**Task to complete:**
Below are some records; give them all again exactly, but not the pictures.

**Provided material:**

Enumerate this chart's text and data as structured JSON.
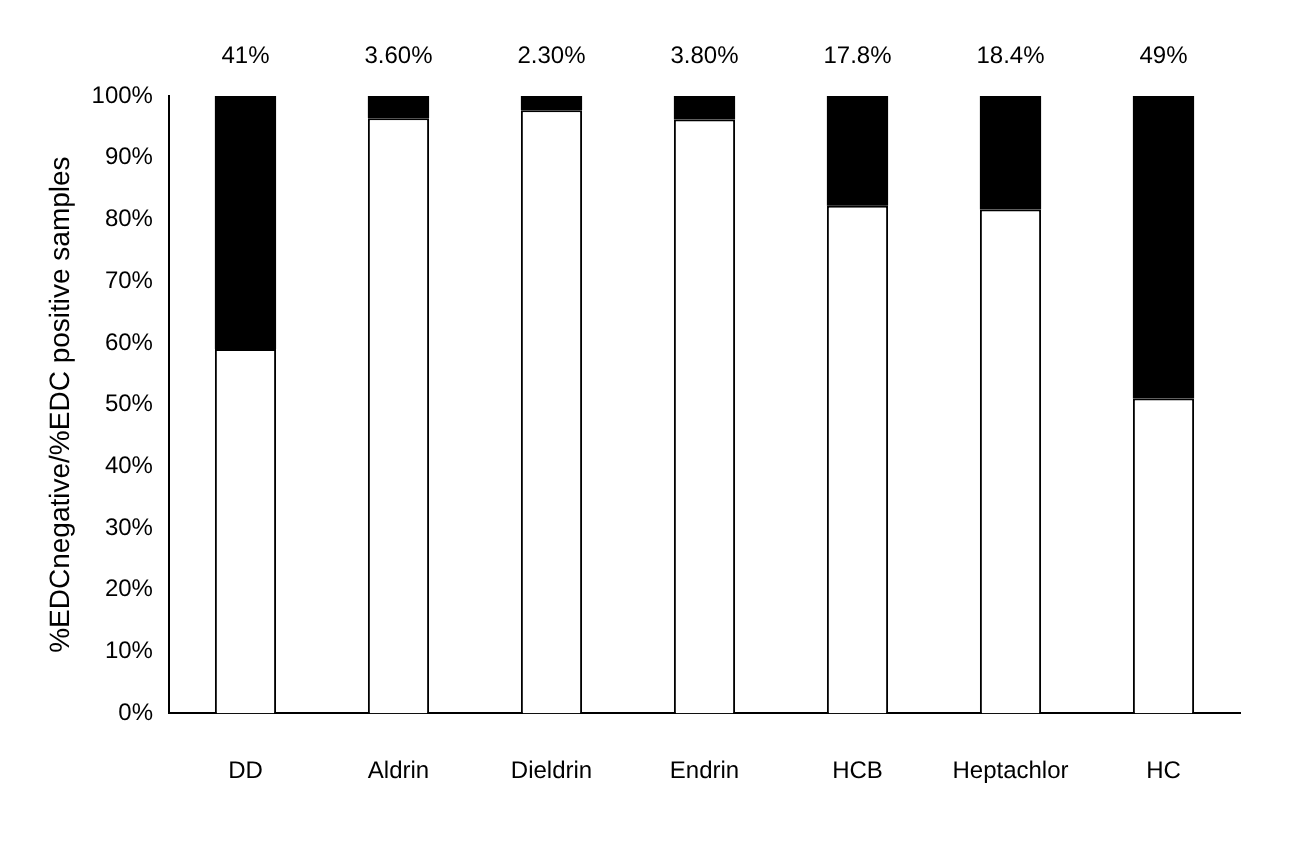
{
  "chart_data": {
    "type": "bar",
    "stacked": true,
    "ylabel": "%EDCnegative/%EDC positive samples",
    "categories": [
      "DD",
      "Aldrin",
      "Dieldrin",
      "Endrin",
      "HCB",
      "Heptachlor",
      "HC"
    ],
    "series": [
      {
        "color": "#ffffff",
        "values": [
          59,
          96.4,
          97.7,
          96.2,
          82.2,
          81.6,
          51
        ]
      },
      {
        "color": "#000000",
        "values": [
          41,
          3.6,
          2.3,
          3.8,
          17.8,
          18.4,
          49
        ],
        "value_labels": [
          "41%",
          "3.60%",
          "2.30%",
          "3.80%",
          "17.8%",
          "18.4%",
          "49%"
        ]
      }
    ],
    "ylim": [
      0,
      100
    ],
    "yticks": [
      {
        "value": 0,
        "label": "0%"
      },
      {
        "value": 10,
        "label": "10%"
      },
      {
        "value": 20,
        "label": "20%"
      },
      {
        "value": 30,
        "label": "30%"
      },
      {
        "value": 40,
        "label": "40%"
      },
      {
        "value": 50,
        "label": "50%"
      },
      {
        "value": 60,
        "label": "60%"
      },
      {
        "value": 70,
        "label": "70%"
      },
      {
        "value": 80,
        "label": "80%"
      },
      {
        "value": 90,
        "label": "90%"
      },
      {
        "value": 100,
        "label": "100%"
      }
    ],
    "grid": false,
    "legend": false
  }
}
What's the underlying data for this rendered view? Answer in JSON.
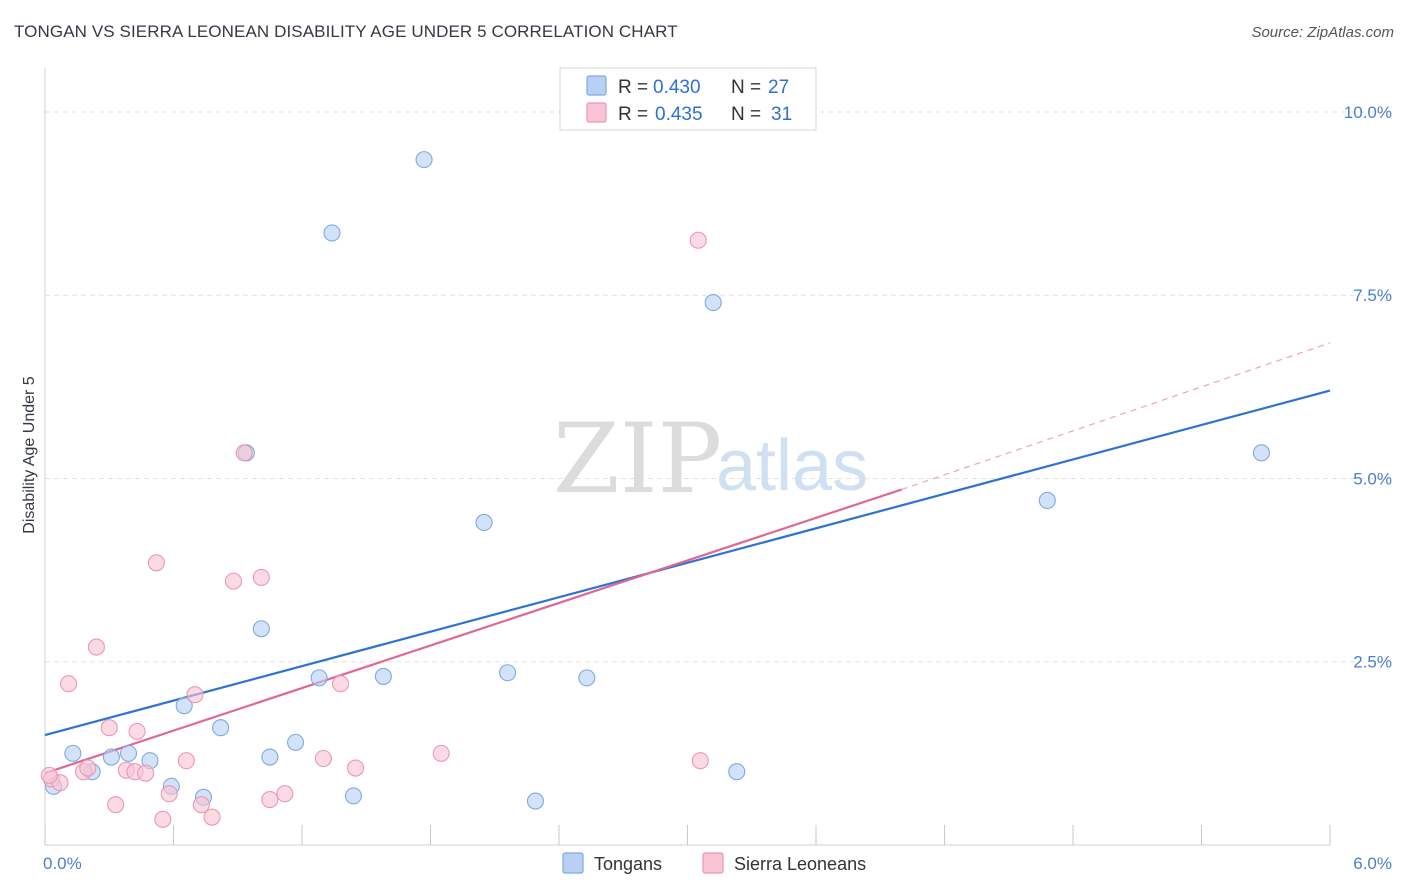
{
  "title": "TONGAN VS SIERRA LEONEAN DISABILITY AGE UNDER 5 CORRELATION CHART",
  "source": "Source: ZipAtlas.com",
  "colors": {
    "tongan_fill": "#b7d0f3",
    "tongan_stroke": "#7fa9e0",
    "tongan_line": "#2e72d2",
    "sierra_fill": "#f8c3d4",
    "sierra_stroke": "#ec97b3",
    "sierra_line": "#e06694",
    "grid": "#e3e3e3",
    "axis_text": "#4a7fd0"
  },
  "legend": {
    "rows": [
      {
        "r_label": "R =",
        "r_value": "0.430",
        "n_label": "N =",
        "n_value": "27"
      },
      {
        "r_label": "R =",
        "r_value": "0.435",
        "n_label": "N =",
        "n_value": "31"
      }
    ]
  },
  "watermark": {
    "zip": "ZIP",
    "atlas": "atlas"
  },
  "chart_data": {
    "type": "scatter",
    "title": "TONGAN VS SIERRA LEONEAN DISABILITY AGE UNDER 5 CORRELATION CHART",
    "xlabel": "",
    "ylabel": "Disability Age Under 5",
    "xlim": [
      0,
      6.0
    ],
    "ylim": [
      0,
      10.6
    ],
    "x_tick_labels": [
      "0.0%",
      "6.0%"
    ],
    "y_ticks": [
      2.5,
      5.0,
      7.5,
      10.0
    ],
    "y_tick_labels": [
      "2.5%",
      "5.0%",
      "7.5%",
      "10.0%"
    ],
    "grid": true,
    "series": [
      {
        "name": "Tongans",
        "points": [
          [
            0.04,
            0.8
          ],
          [
            0.13,
            1.25
          ],
          [
            0.22,
            1.0
          ],
          [
            0.31,
            1.2
          ],
          [
            0.39,
            1.25
          ],
          [
            0.49,
            1.15
          ],
          [
            0.59,
            0.8
          ],
          [
            0.65,
            1.9
          ],
          [
            0.74,
            0.65
          ],
          [
            0.82,
            1.6
          ],
          [
            0.94,
            5.35
          ],
          [
            1.01,
            2.95
          ],
          [
            1.05,
            1.2
          ],
          [
            1.17,
            1.4
          ],
          [
            1.28,
            2.28
          ],
          [
            1.34,
            8.35
          ],
          [
            1.44,
            0.67
          ],
          [
            1.58,
            2.3
          ],
          [
            1.77,
            9.35
          ],
          [
            2.05,
            4.4
          ],
          [
            2.16,
            2.35
          ],
          [
            2.29,
            0.6
          ],
          [
            2.53,
            2.28
          ],
          [
            3.12,
            7.4
          ],
          [
            3.23,
            1.0
          ],
          [
            4.68,
            4.7
          ],
          [
            5.68,
            5.35
          ]
        ],
        "trend": {
          "x": [
            0.0,
            6.0
          ],
          "y": [
            1.5,
            6.2
          ],
          "style": "solid"
        }
      },
      {
        "name": "Sierra Leoneans",
        "points": [
          [
            0.03,
            0.9
          ],
          [
            0.07,
            0.85
          ],
          [
            0.11,
            2.2
          ],
          [
            0.18,
            1.0
          ],
          [
            0.2,
            1.05
          ],
          [
            0.24,
            2.7
          ],
          [
            0.3,
            1.6
          ],
          [
            0.33,
            0.55
          ],
          [
            0.38,
            1.02
          ],
          [
            0.42,
            1.0
          ],
          [
            0.43,
            1.55
          ],
          [
            0.47,
            0.98
          ],
          [
            0.52,
            3.85
          ],
          [
            0.55,
            0.35
          ],
          [
            0.58,
            0.7
          ],
          [
            0.66,
            1.15
          ],
          [
            0.7,
            2.05
          ],
          [
            0.73,
            0.55
          ],
          [
            0.78,
            0.38
          ],
          [
            0.88,
            3.6
          ],
          [
            0.93,
            5.35
          ],
          [
            1.01,
            3.65
          ],
          [
            1.05,
            0.62
          ],
          [
            1.12,
            0.7
          ],
          [
            1.3,
            1.18
          ],
          [
            1.38,
            2.2
          ],
          [
            1.45,
            1.05
          ],
          [
            1.85,
            1.25
          ],
          [
            3.05,
            8.25
          ],
          [
            3.06,
            1.15
          ],
          [
            0.02,
            0.95
          ]
        ],
        "trend": {
          "x": [
            0.0,
            4.0
          ],
          "y": [
            0.98,
            4.85
          ],
          "style": "solid"
        },
        "trend_extension": {
          "x": [
            4.0,
            6.0
          ],
          "y": [
            4.85,
            6.85
          ],
          "style": "dashed"
        }
      }
    ]
  }
}
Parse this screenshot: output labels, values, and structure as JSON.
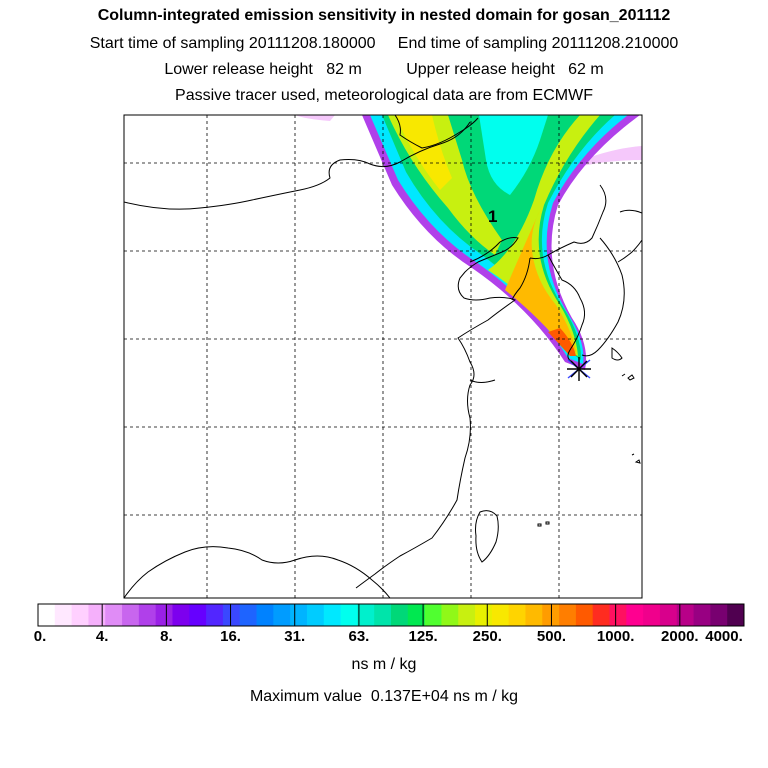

**Result:**
Enumerate this chart's text and data as structured JSON.
{
  "chart_data": {
    "type": "bar",
    "stacked": true,
    "ylabel": "%EDCnegative/%EDC positive samples",
    "categories": [
      "DD",
      "Aldrin",
      "Dieldrin",
      "Endrin",
      "HCB",
      "Heptachlor",
      "HC"
    ],
    "series": [
      {
        "color": "#ffffff",
        "values": [
          59,
          96.4,
          97.7,
          96.2,
          82.2,
          81.6,
          51
        ]
      },
      {
        "color": "#000000",
        "values": [
          41,
          3.6,
          2.3,
          3.8,
          17.8,
          18.4,
          49
        ],
        "value_labels": [
          "41%",
          "3.60%",
          "2.30%",
          "3.80%",
          "17.8%",
          "18.4%",
          "49%"
        ]
      }
    ],
    "ylim": [
      0,
      100
    ],
    "yticks": [
      {
        "value": 0,
        "label": "0%"
      },
      {
        "value": 10,
        "label": "10%"
      },
      {
        "value": 20,
        "label": "20%"
      },
      {
        "value": 30,
        "label": "30%"
      },
      {
        "value": 40,
        "label": "40%"
      },
      {
        "value": 50,
        "label": "50%"
      },
      {
        "value": 60,
        "label": "60%"
      },
      {
        "value": 70,
        "label": "70%"
      },
      {
        "value": 80,
        "label": "80%"
      },
      {
        "value": 90,
        "label": "90%"
      },
      {
        "value": 100,
        "label": "100%"
      }
    ],
    "grid": false,
    "legend": false
  }
}
What's the underlying data for this rendered view? Answer in JSON.
{
  "title": "TONGAN VS SIERRA LEONEAN DISABILITY AGE UNDER 5 CORRELATION CHART",
  "source": "Source: ZipAtlas.com",
  "colors": {
    "tongan_fill": "#b7d0f3",
    "tongan_stroke": "#7fa9e0",
    "tongan_line": "#2e72d2",
    "sierra_fill": "#f8c3d4",
    "sierra_stroke": "#ec97b3",
    "sierra_line": "#e06694",
    "grid": "#e3e3e3",
    "axis_text": "#4a7fd0"
  },
  "legend": {
    "rows": [
      {
        "r_label": "R =",
        "r_value": "0.430",
        "n_label": "N =",
        "n_value": "27"
      },
      {
        "r_label": "R =",
        "r_value": "0.435",
        "n_label": "N =",
        "n_value": "31"
      }
    ]
  },
  "watermark": {
    "zip": "ZIP",
    "atlas": "atlas"
  },
  "chart_data": {
    "type": "scatter",
    "title": "TONGAN VS SIERRA LEONEAN DISABILITY AGE UNDER 5 CORRELATION CHART",
    "xlabel": "",
    "ylabel": "Disability Age Under 5",
    "xlim": [
      0,
      6.0
    ],
    "ylim": [
      0,
      10.6
    ],
    "x_tick_labels": [
      "0.0%",
      "6.0%"
    ],
    "y_ticks": [
      2.5,
      5.0,
      7.5,
      10.0
    ],
    "y_tick_labels": [
      "2.5%",
      "5.0%",
      "7.5%",
      "10.0%"
    ],
    "grid": true,
    "series": [
      {
        "name": "Tongans",
        "points": [
          [
            0.04,
            0.8
          ],
          [
            0.13,
            1.25
          ],
          [
            0.22,
            1.0
          ],
          [
            0.31,
            1.2
          ],
          [
            0.39,
            1.25
          ],
          [
            0.49,
            1.15
          ],
          [
            0.59,
            0.8
          ],
          [
            0.65,
            1.9
          ],
          [
            0.74,
            0.65
          ],
          [
            0.82,
            1.6
          ],
          [
            0.94,
            5.35
          ],
          [
            1.01,
            2.95
          ],
          [
            1.05,
            1.2
          ],
          [
            1.17,
            1.4
          ],
          [
            1.28,
            2.28
          ],
          [
            1.34,
            8.35
          ],
          [
            1.44,
            0.67
          ],
          [
            1.58,
            2.3
          ],
          [
            1.77,
            9.35
          ],
          [
            2.05,
            4.4
          ],
          [
            2.16,
            2.35
          ],
          [
            2.29,
            0.6
          ],
          [
            2.53,
            2.28
          ],
          [
            3.12,
            7.4
          ],
          [
            3.23,
            1.0
          ],
          [
            4.68,
            4.7
          ],
          [
            5.68,
            5.35
          ]
        ],
        "trend": {
          "x": [
            0.0,
            6.0
          ],
          "y": [
            1.5,
            6.2
          ],
          "style": "solid"
        }
      },
      {
        "name": "Sierra Leoneans",
        "points": [
          [
            0.03,
            0.9
          ],
          [
            0.07,
            0.85
          ],
          [
            0.11,
            2.2
          ],
          [
            0.18,
            1.0
          ],
          [
            0.2,
            1.05
          ],
          [
            0.24,
            2.7
          ],
          [
            0.3,
            1.6
          ],
          [
            0.33,
            0.55
          ],
          [
            0.38,
            1.02
          ],
          [
            0.42,
            1.0
          ],
          [
            0.43,
            1.55
          ],
          [
            0.47,
            0.98
          ],
          [
            0.52,
            3.85
          ],
          [
            0.55,
            0.35
          ],
          [
            0.58,
            0.7
          ],
          [
            0.66,
            1.15
          ],
          [
            0.7,
            2.05
          ],
          [
            0.73,
            0.55
          ],
          [
            0.78,
            0.38
          ],
          [
            0.88,
            3.6
          ],
          [
            0.93,
            5.35
          ],
          [
            1.01,
            3.65
          ],
          [
            1.05,
            0.62
          ],
          [
            1.12,
            0.7
          ],
          [
            1.3,
            1.18
          ],
          [
            1.38,
            2.2
          ],
          [
            1.45,
            1.05
          ],
          [
            1.85,
            1.25
          ],
          [
            3.05,
            8.25
          ],
          [
            3.06,
            1.15
          ],
          [
            0.02,
            0.95
          ]
        ],
        "trend": {
          "x": [
            0.0,
            4.0
          ],
          "y": [
            0.98,
            4.85
          ],
          "style": "solid"
        },
        "trend_extension": {
          "x": [
            4.0,
            6.0
          ],
          "y": [
            4.85,
            6.85
          ],
          "style": "dashed"
        }
      }
    ]
  }
}
Parse this screenshot: output labels, values, and structure as JSON.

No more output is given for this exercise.